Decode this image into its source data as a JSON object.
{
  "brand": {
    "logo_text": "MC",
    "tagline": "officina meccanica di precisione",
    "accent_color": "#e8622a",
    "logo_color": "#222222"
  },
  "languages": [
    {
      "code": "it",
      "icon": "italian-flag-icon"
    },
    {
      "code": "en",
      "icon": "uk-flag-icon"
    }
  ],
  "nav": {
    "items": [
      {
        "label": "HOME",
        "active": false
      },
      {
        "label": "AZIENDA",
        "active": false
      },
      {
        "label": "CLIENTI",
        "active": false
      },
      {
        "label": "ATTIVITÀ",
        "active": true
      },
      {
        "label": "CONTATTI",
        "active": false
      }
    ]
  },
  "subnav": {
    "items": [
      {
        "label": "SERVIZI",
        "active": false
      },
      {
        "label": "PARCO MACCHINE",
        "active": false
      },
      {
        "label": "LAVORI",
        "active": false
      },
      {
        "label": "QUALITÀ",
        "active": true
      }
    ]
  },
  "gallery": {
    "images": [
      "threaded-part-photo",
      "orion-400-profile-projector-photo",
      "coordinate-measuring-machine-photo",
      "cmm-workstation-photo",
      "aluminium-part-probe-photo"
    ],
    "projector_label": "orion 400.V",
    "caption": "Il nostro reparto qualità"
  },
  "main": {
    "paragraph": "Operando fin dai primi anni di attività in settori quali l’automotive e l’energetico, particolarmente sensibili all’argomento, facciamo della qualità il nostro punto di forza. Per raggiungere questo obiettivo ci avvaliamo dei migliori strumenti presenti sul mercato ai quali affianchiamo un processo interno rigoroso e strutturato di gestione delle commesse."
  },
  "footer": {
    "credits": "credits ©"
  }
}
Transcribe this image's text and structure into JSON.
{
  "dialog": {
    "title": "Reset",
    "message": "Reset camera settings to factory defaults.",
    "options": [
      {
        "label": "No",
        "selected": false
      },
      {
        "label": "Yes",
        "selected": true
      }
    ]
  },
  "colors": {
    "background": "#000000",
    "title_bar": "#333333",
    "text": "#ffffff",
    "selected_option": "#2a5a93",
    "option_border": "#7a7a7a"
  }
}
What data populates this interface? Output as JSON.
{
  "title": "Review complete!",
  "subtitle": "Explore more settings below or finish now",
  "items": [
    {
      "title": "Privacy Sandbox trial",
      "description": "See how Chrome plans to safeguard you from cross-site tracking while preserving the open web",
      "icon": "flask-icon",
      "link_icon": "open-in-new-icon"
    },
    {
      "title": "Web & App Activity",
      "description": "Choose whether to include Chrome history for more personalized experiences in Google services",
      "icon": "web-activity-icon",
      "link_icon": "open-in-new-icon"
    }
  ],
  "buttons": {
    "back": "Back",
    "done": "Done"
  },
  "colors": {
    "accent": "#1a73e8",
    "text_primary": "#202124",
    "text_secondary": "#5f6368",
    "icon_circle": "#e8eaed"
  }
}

* _THE EXERCISE_
Show each line of the data that contains the string "into".

* _ANSWER TO THE PROBLEM_
Decode this image into its source data as a JSON object.
Transcribe this image's text and structure into JSON.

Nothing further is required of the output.